(Collected data)
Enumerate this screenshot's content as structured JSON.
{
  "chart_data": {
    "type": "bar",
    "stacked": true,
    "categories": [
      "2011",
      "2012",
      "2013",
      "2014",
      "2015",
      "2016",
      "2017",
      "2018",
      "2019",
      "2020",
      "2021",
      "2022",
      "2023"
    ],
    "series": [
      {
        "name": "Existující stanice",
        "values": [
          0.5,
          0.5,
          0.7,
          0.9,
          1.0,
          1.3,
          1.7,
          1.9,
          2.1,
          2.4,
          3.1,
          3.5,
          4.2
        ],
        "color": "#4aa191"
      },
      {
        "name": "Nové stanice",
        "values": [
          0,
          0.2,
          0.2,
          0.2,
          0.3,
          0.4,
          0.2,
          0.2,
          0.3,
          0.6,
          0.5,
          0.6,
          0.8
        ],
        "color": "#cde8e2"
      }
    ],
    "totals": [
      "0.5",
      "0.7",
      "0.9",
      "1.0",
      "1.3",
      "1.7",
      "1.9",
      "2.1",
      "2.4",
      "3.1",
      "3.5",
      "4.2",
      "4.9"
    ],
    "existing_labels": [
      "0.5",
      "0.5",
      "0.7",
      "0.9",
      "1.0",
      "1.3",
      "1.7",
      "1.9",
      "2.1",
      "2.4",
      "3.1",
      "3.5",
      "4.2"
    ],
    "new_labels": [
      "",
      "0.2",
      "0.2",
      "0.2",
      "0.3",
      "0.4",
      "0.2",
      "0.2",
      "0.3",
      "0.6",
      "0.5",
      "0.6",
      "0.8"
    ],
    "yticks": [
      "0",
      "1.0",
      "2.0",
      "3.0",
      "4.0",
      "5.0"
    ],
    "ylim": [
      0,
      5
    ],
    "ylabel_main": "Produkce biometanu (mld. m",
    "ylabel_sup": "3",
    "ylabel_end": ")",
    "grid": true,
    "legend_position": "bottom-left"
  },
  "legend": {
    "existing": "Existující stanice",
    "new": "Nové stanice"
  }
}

§ **What to do**
Take the entries above and transcribe them in full.

§ **Response to this task**
Enumerate this screenshot's content as structured JSON.
{
  "chart_data": {
    "type": "bar",
    "stacked": true,
    "categories": [
      "2011",
      "2012",
      "2013",
      "2014",
      "2015",
      "2016",
      "2017",
      "2018",
      "2019",
      "2020",
      "2021",
      "2022",
      "2023"
    ],
    "series": [
      {
        "name": "Existující stanice",
        "values": [
          0.5,
          0.5,
          0.7,
          0.9,
          1.0,
          1.3,
          1.7,
          1.9,
          2.1,
          2.4,
          3.1,
          3.5,
          4.2
        ],
        "color": "#4aa191"
      },
      {
        "name": "Nové stanice",
        "values": [
          0,
          0.2,
          0.2,
          0.2,
          0.3,
          0.4,
          0.2,
          0.2,
          0.3,
          0.6,
          0.5,
          0.6,
          0.8
        ],
        "color": "#cde8e2"
      }
    ],
    "totals": [
      "0.5",
      "0.7",
      "0.9",
      "1.0",
      "1.3",
      "1.7",
      "1.9",
      "2.1",
      "2.4",
      "3.1",
      "3.5",
      "4.2",
      "4.9"
    ],
    "existing_labels": [
      "0.5",
      "0.5",
      "0.7",
      "0.9",
      "1.0",
      "1.3",
      "1.7",
      "1.9",
      "2.1",
      "2.4",
      "3.1",
      "3.5",
      "4.2"
    ],
    "new_labels": [
      "",
      "0.2",
      "0.2",
      "0.2",
      "0.3",
      "0.4",
      "0.2",
      "0.2",
      "0.3",
      "0.6",
      "0.5",
      "0.6",
      "0.8"
    ],
    "yticks": [
      "0",
      "1.0",
      "2.0",
      "3.0",
      "4.0",
      "5.0"
    ],
    "ylim": [
      0,
      5
    ],
    "ylabel_main": "Produkce biometanu (mld. m",
    "ylabel_sup": "3",
    "ylabel_end": ")",
    "grid": true,
    "legend_position": "bottom-left"
  },
  "legend": {
    "existing": "Existující stanice",
    "new": "Nové stanice"
  }
}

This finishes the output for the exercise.